## Aim
Omit the pictures, then reproduce every remaining record exactly.

----

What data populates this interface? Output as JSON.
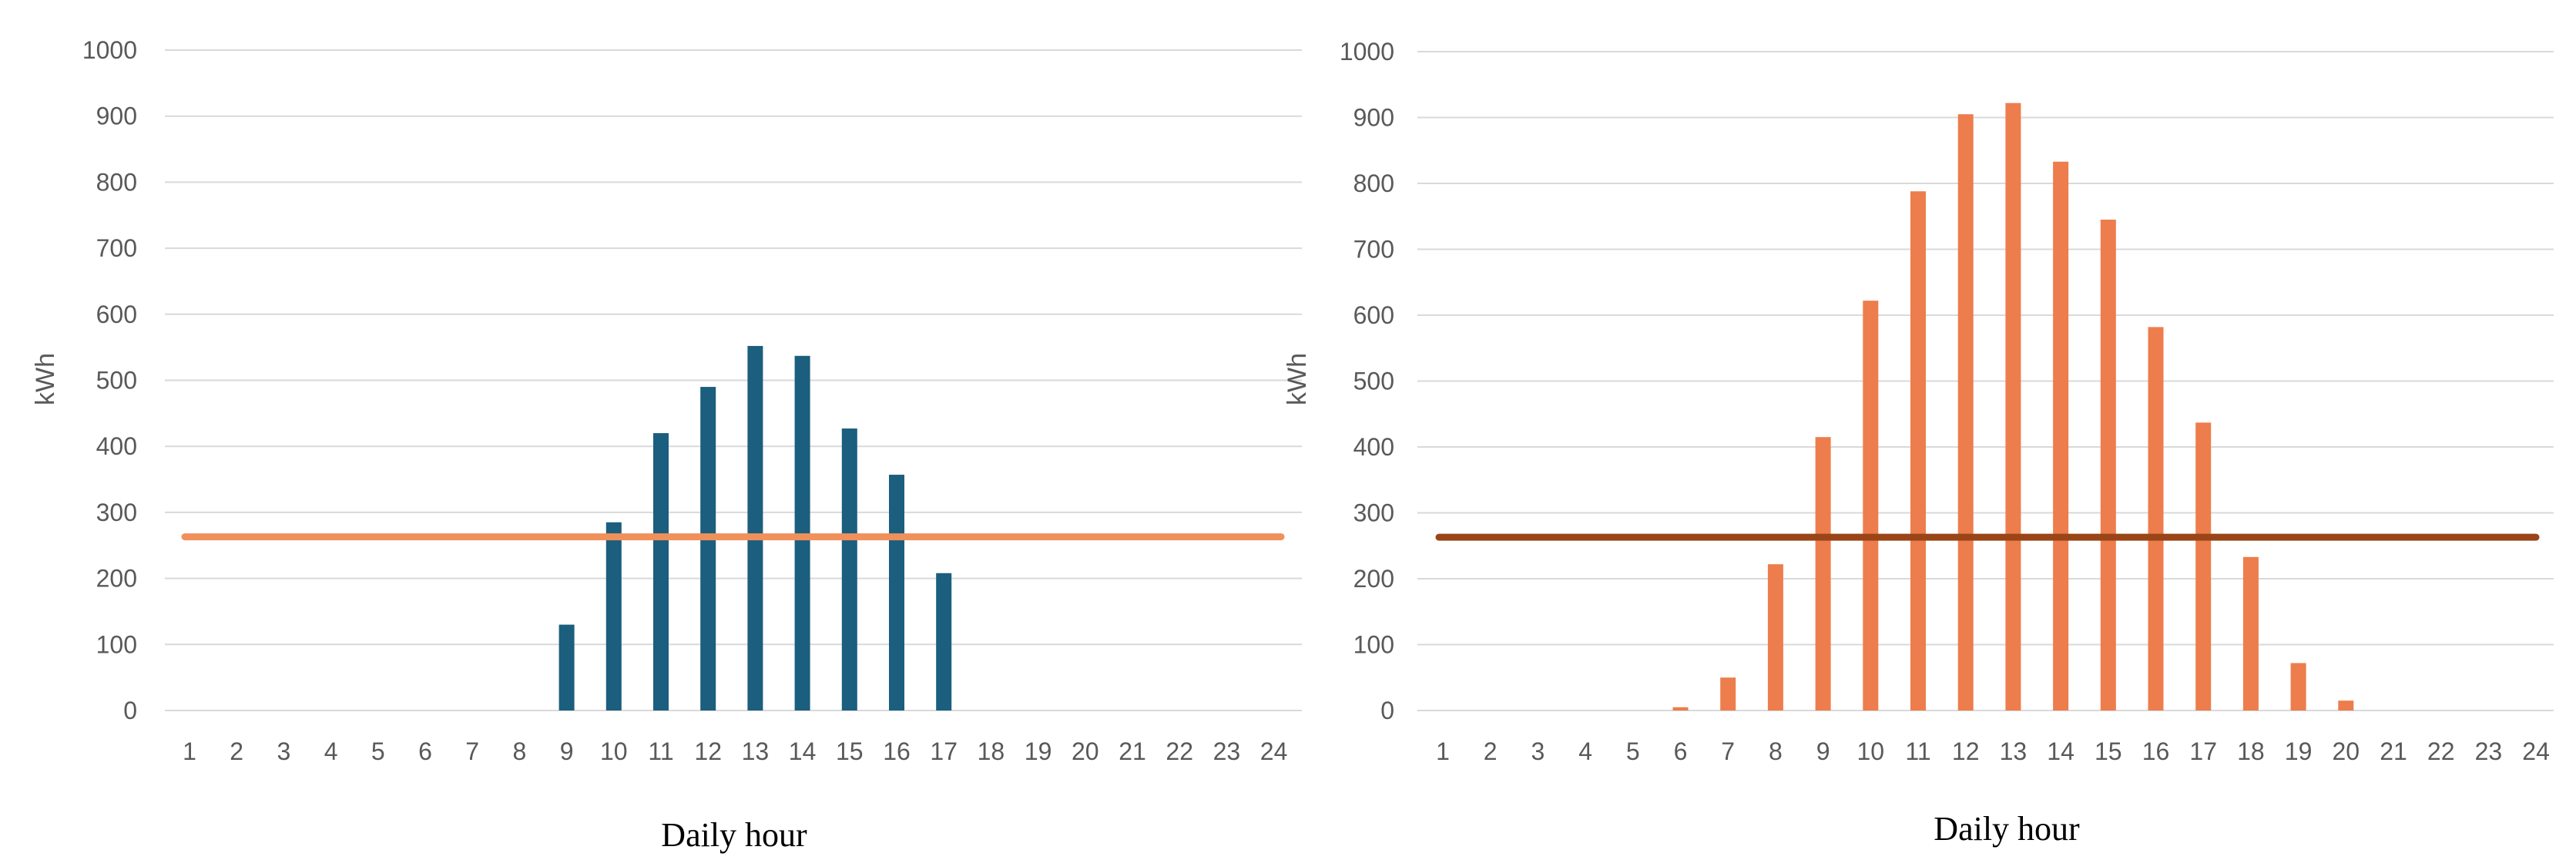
{
  "chart_data": [
    {
      "type": "bar",
      "xlabel": "Daily hour",
      "ylabel": "kWh",
      "ylim": [
        0,
        1000
      ],
      "yticks": [
        0,
        100,
        200,
        300,
        400,
        500,
        600,
        700,
        800,
        900,
        1000
      ],
      "categories": [
        "1",
        "2",
        "3",
        "4",
        "5",
        "6",
        "7",
        "8",
        "9",
        "10",
        "11",
        "12",
        "13",
        "14",
        "15",
        "16",
        "17",
        "18",
        "19",
        "20",
        "21",
        "22",
        "23",
        "24"
      ],
      "series": [
        {
          "type": "bar",
          "color": "#1b5e7e",
          "values": [
            0,
            0,
            0,
            0,
            0,
            0,
            0,
            0,
            130,
            285,
            420,
            490,
            552,
            537,
            427,
            357,
            208,
            0,
            0,
            0,
            0,
            0,
            0,
            0
          ]
        },
        {
          "type": "line",
          "color": "#f0905a",
          "value": 263
        }
      ],
      "grid": true,
      "legend": "none"
    },
    {
      "type": "bar",
      "xlabel": "Daily hour",
      "ylabel": "kWh",
      "ylim": [
        0,
        1000
      ],
      "yticks": [
        0,
        100,
        200,
        300,
        400,
        500,
        600,
        700,
        800,
        900,
        1000
      ],
      "categories": [
        "1",
        "2",
        "3",
        "4",
        "5",
        "6",
        "7",
        "8",
        "9",
        "10",
        "11",
        "12",
        "13",
        "14",
        "15",
        "16",
        "17",
        "18",
        "19",
        "20",
        "21",
        "22",
        "23",
        "24"
      ],
      "series": [
        {
          "type": "bar",
          "color": "#ed7d4c",
          "values": [
            0,
            0,
            0,
            0,
            0,
            5,
            50,
            222,
            415,
            622,
            788,
            905,
            922,
            833,
            745,
            582,
            437,
            233,
            72,
            15,
            0,
            0,
            0,
            0
          ]
        },
        {
          "type": "line",
          "color": "#9a4517",
          "value": 263
        }
      ],
      "grid": true,
      "legend": "none"
    }
  ]
}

----

## Task response
What data populates this interface? Output as JSON.
{
  "chart_data": [
    {
      "type": "bar",
      "xlabel": "Daily hour",
      "ylabel": "kWh",
      "ylim": [
        0,
        1000
      ],
      "yticks": [
        0,
        100,
        200,
        300,
        400,
        500,
        600,
        700,
        800,
        900,
        1000
      ],
      "categories": [
        "1",
        "2",
        "3",
        "4",
        "5",
        "6",
        "7",
        "8",
        "9",
        "10",
        "11",
        "12",
        "13",
        "14",
        "15",
        "16",
        "17",
        "18",
        "19",
        "20",
        "21",
        "22",
        "23",
        "24"
      ],
      "series": [
        {
          "type": "bar",
          "color": "#1b5e7e",
          "values": [
            0,
            0,
            0,
            0,
            0,
            0,
            0,
            0,
            130,
            285,
            420,
            490,
            552,
            537,
            427,
            357,
            208,
            0,
            0,
            0,
            0,
            0,
            0,
            0
          ]
        },
        {
          "type": "line",
          "color": "#f0905a",
          "value": 263
        }
      ],
      "grid": true,
      "legend": "none"
    },
    {
      "type": "bar",
      "xlabel": "Daily hour",
      "ylabel": "kWh",
      "ylim": [
        0,
        1000
      ],
      "yticks": [
        0,
        100,
        200,
        300,
        400,
        500,
        600,
        700,
        800,
        900,
        1000
      ],
      "categories": [
        "1",
        "2",
        "3",
        "4",
        "5",
        "6",
        "7",
        "8",
        "9",
        "10",
        "11",
        "12",
        "13",
        "14",
        "15",
        "16",
        "17",
        "18",
        "19",
        "20",
        "21",
        "22",
        "23",
        "24"
      ],
      "series": [
        {
          "type": "bar",
          "color": "#ed7d4c",
          "values": [
            0,
            0,
            0,
            0,
            0,
            5,
            50,
            222,
            415,
            622,
            788,
            905,
            922,
            833,
            745,
            582,
            437,
            233,
            72,
            15,
            0,
            0,
            0,
            0
          ]
        },
        {
          "type": "line",
          "color": "#9a4517",
          "value": 263
        }
      ],
      "grid": true,
      "legend": "none"
    }
  ]
}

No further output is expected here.